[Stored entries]
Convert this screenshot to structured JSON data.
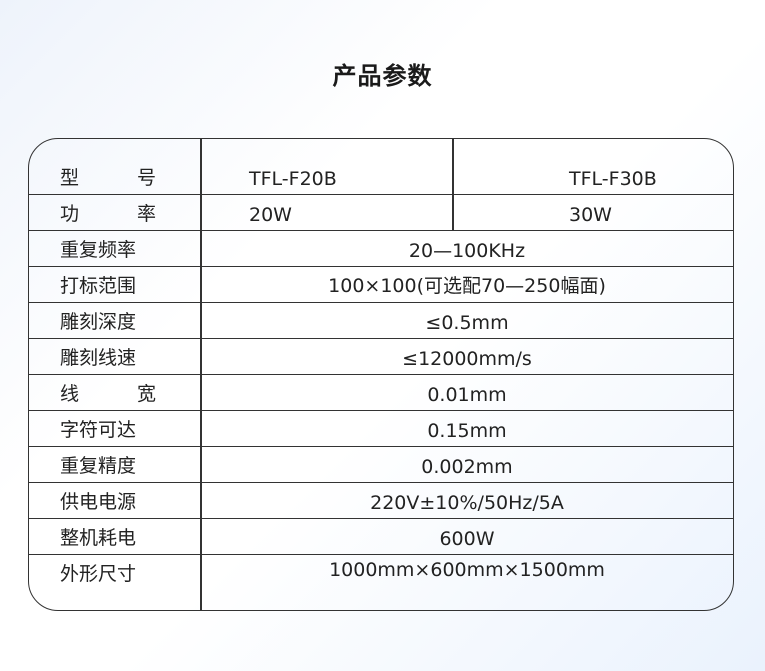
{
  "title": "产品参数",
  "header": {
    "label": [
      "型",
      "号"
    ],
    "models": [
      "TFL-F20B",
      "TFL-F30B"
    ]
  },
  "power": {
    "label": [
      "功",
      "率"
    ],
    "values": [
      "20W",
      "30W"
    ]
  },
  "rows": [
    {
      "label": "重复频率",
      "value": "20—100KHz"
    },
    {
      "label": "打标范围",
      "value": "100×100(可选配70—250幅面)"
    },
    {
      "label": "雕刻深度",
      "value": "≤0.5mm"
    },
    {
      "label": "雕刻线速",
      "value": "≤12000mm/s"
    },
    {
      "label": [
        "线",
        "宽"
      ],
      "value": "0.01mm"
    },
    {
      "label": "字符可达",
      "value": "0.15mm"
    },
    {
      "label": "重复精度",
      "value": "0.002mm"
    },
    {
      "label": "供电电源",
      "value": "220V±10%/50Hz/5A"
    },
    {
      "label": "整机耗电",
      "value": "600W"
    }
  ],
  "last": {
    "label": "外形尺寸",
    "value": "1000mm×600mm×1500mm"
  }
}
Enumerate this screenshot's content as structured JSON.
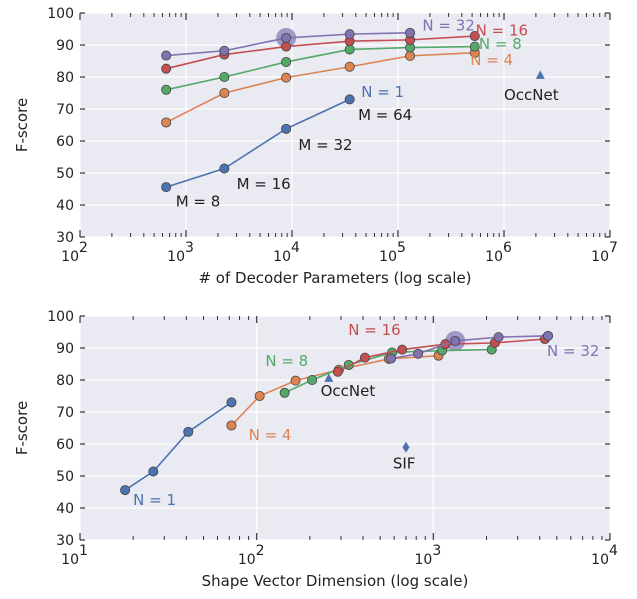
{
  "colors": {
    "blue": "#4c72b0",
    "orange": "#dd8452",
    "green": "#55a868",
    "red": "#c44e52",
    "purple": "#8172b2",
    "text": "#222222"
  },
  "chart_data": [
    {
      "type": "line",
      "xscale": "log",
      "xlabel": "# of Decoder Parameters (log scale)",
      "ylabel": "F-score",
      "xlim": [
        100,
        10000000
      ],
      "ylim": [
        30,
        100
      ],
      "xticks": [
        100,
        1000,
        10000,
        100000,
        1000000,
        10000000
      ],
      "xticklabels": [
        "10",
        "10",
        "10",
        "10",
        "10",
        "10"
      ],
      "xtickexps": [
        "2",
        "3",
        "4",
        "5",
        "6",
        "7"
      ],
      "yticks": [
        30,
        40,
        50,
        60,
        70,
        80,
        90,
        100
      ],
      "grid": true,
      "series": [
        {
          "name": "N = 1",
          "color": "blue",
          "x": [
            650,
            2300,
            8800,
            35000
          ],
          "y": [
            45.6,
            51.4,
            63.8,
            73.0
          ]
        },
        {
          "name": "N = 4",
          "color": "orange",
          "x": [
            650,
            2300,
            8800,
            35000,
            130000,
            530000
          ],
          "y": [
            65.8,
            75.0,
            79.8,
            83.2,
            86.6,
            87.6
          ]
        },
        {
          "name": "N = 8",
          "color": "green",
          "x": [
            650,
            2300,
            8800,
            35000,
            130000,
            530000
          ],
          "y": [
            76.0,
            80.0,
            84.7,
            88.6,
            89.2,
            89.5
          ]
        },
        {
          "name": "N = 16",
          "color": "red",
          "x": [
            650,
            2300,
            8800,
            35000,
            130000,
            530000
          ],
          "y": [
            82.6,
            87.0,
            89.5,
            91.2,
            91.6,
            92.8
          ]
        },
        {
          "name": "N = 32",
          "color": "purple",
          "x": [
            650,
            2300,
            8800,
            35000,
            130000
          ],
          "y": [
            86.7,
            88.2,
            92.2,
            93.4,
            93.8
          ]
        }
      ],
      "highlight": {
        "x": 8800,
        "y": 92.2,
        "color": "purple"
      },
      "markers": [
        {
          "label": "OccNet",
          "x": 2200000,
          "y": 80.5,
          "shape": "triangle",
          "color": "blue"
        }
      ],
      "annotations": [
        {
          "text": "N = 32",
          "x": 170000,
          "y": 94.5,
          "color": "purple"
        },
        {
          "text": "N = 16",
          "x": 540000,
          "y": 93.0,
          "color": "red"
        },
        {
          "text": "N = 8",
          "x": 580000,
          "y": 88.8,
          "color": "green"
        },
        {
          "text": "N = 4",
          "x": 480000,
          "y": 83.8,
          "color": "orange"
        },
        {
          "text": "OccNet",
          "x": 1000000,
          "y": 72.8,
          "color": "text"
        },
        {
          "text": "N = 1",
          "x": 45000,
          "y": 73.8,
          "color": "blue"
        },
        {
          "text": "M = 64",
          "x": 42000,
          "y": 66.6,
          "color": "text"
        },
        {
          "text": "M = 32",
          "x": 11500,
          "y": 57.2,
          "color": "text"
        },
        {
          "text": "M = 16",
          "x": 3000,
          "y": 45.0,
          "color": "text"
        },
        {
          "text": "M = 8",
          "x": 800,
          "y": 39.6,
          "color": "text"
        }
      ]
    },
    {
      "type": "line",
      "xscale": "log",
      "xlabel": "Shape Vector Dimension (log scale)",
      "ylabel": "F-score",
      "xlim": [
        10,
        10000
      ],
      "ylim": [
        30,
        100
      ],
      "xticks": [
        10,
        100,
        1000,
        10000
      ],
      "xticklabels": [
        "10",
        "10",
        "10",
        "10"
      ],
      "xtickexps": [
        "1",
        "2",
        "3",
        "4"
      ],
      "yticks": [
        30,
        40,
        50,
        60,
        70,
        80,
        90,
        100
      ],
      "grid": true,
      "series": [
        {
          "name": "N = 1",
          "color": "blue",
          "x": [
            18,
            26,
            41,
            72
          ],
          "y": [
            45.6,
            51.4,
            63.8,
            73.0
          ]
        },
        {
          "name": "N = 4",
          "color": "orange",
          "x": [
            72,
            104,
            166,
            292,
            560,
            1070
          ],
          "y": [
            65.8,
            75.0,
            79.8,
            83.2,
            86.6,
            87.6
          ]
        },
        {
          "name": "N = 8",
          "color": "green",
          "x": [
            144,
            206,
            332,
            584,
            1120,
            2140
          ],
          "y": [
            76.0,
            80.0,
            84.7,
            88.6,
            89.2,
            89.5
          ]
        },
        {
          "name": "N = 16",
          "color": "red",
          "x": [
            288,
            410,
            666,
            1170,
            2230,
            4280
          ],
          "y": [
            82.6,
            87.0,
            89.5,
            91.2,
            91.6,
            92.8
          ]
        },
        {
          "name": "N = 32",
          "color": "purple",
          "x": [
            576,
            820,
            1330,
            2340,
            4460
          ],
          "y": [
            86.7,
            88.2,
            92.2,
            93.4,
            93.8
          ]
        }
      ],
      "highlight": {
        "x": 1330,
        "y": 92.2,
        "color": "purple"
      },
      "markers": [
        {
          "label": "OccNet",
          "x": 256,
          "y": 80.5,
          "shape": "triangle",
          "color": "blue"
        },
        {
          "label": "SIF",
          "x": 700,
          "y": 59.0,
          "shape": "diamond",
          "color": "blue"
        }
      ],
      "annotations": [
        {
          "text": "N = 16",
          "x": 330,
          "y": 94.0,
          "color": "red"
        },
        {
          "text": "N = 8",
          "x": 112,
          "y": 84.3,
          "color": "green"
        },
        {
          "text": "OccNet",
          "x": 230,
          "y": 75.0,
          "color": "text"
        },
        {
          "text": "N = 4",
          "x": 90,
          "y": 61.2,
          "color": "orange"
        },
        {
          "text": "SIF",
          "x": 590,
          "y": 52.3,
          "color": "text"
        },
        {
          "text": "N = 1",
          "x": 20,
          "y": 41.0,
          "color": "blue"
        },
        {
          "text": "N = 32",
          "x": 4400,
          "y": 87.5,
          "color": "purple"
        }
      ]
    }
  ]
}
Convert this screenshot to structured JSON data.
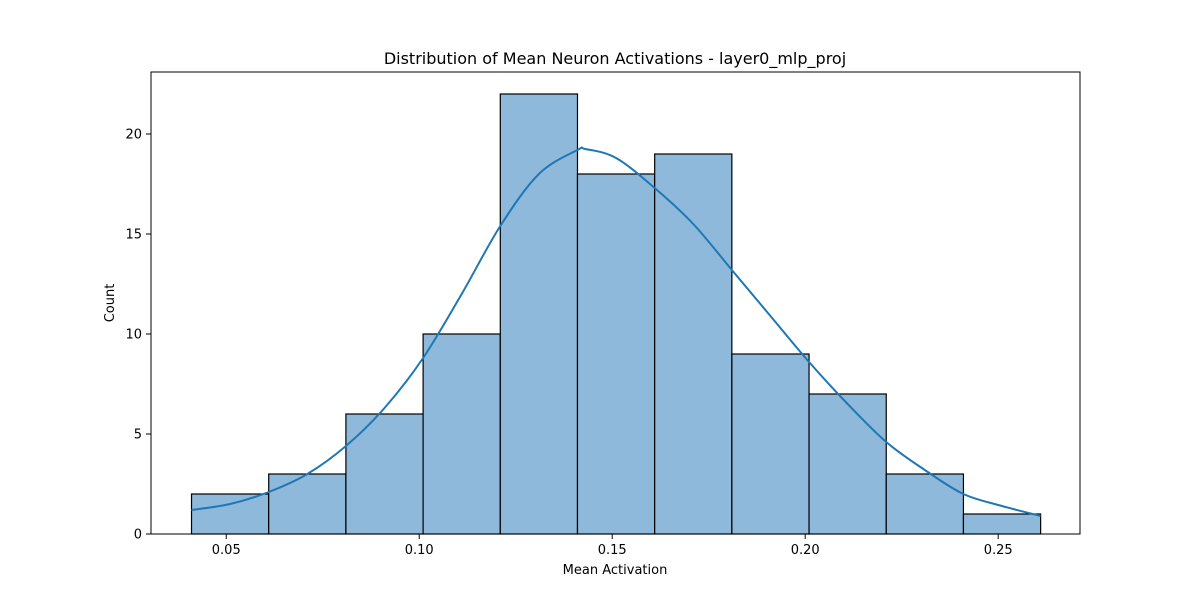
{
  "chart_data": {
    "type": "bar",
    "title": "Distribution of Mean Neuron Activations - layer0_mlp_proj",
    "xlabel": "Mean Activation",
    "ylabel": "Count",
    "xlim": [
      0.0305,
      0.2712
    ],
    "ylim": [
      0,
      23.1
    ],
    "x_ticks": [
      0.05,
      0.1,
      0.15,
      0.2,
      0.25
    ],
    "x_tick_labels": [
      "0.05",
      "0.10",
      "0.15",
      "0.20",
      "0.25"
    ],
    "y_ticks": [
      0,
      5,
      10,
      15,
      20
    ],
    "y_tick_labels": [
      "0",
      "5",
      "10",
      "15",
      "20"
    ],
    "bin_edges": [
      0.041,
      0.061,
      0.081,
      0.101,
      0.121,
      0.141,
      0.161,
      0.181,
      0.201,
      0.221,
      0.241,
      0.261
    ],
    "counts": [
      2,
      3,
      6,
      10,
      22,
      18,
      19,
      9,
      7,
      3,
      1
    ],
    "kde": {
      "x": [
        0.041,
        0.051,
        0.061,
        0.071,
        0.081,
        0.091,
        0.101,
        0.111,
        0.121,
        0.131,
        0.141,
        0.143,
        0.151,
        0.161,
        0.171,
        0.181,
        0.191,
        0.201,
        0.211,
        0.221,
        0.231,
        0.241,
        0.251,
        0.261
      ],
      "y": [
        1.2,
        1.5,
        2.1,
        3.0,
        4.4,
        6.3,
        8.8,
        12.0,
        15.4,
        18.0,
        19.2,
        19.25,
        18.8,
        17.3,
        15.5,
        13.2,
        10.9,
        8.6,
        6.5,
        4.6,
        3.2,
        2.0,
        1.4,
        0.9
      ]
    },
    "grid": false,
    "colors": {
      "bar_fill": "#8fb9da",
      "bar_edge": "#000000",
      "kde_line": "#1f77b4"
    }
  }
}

- [WRITTEN PROBLEM]: Among the lines above, how many contain the string "xlabel"? State the number alone.

- [FULL SOLUTION]: 3